> Records from a collection
-- Begin --
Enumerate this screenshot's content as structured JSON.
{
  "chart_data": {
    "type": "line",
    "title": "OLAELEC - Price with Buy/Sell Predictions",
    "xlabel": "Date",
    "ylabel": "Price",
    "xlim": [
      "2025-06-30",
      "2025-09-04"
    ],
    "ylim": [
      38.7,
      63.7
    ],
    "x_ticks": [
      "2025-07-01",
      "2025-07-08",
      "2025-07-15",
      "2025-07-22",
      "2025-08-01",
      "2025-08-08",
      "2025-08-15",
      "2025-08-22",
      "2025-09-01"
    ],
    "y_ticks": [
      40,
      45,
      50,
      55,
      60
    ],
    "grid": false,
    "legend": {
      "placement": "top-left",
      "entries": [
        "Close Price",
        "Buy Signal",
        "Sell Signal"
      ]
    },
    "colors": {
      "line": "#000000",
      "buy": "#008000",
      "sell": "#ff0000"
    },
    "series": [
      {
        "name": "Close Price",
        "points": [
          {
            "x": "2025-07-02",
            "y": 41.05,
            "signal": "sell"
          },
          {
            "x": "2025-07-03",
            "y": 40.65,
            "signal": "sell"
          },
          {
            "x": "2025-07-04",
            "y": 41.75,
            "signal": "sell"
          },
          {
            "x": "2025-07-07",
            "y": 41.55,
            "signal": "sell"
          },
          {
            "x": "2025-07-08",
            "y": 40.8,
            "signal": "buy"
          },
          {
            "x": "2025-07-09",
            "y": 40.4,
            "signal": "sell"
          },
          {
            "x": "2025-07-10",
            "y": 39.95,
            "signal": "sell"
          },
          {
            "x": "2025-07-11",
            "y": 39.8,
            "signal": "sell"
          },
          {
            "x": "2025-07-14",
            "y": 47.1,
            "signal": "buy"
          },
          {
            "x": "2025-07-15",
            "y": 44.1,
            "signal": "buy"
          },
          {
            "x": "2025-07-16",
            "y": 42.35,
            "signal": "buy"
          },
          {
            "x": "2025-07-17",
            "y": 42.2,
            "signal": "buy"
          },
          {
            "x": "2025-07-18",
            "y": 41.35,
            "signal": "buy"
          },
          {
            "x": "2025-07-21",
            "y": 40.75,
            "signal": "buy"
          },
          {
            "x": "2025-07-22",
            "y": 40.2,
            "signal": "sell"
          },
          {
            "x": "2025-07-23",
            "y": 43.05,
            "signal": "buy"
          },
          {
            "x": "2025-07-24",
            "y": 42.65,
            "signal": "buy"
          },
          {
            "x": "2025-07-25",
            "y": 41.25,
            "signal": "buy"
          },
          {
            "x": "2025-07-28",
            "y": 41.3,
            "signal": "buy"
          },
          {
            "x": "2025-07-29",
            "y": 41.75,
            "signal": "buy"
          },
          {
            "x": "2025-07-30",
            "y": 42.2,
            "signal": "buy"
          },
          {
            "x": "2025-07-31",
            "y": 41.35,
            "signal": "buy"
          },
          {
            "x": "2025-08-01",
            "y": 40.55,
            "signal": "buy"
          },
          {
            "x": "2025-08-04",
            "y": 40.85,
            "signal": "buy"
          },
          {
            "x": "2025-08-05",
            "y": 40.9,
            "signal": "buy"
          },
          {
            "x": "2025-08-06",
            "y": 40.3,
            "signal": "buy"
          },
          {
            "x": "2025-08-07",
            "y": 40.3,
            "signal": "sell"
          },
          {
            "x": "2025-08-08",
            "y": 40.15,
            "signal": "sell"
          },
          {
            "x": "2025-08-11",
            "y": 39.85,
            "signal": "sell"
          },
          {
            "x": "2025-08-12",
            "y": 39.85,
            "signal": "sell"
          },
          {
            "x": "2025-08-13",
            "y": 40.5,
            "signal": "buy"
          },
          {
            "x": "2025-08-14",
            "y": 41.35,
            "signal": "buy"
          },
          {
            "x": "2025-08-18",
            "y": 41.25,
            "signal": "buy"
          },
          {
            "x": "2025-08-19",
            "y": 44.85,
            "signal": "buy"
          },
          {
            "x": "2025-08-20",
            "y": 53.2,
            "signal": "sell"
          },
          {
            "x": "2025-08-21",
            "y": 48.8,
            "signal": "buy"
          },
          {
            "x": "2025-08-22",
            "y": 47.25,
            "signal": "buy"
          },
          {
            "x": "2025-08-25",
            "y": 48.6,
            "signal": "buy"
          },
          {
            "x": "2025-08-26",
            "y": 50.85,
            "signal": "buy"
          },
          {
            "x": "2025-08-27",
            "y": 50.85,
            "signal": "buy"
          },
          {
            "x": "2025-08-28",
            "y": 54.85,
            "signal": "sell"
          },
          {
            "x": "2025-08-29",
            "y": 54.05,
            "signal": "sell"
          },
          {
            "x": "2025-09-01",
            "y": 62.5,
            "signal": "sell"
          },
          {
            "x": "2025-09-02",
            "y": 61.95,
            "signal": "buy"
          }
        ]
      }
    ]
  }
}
-- End --
> What you will do
How many lines in the data contain the string "Price"? Respond with the number only.

> Result for this exercise
4